» GOAL:
Print the whole listing exactly.

» LISTED RECORDS:

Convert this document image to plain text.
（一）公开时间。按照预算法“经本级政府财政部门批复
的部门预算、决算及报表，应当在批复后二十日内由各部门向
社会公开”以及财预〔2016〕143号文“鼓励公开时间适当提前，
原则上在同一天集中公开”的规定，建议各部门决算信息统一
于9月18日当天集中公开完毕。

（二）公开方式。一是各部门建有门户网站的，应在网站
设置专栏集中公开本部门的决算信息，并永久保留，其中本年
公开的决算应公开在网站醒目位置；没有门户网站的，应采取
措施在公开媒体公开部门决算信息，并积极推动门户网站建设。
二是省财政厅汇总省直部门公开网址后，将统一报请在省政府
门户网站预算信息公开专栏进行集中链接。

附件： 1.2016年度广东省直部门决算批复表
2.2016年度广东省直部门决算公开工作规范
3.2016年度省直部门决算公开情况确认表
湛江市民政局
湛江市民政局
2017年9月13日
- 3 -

» WORKED SOLUTION:
Convert this document image to plain text.
（一）公开时间。按照预算法“经本级政府财政部门批复
的部门预算、决算及报表，应当在批复后二十日内由各部门向
社会公开”以及财预〔2016〕143号文“鼓励公开时间适当提前，
原则上在同一天集中公开”的规定，建议各部门决算信息统一
于9月18日当天集中公开完毕。

（二）公开方式。一是各部门建有门户网站的，应在网站
设置专栏集中公开本部门的决算信息，并永久保留，其中本年
公开的决算应公开在网站醒目位置；没有门户网站的，应采取
措施在公开媒体公开部门决算信息，并积极推动门户网站建设。
二是省财政厅汇总省直部门公开网址后，将统一报请在省政府
门户网站预算信息公开专栏进行集中链接。

附件： 1.2016年度广东省直部门决算批复表
2.2016年度广东省直部门决算公开工作规范
3.2016年度省直部门决算公开情况确认表
湛江市民政局
湛江市民政局
2017年9月13日
- 3 -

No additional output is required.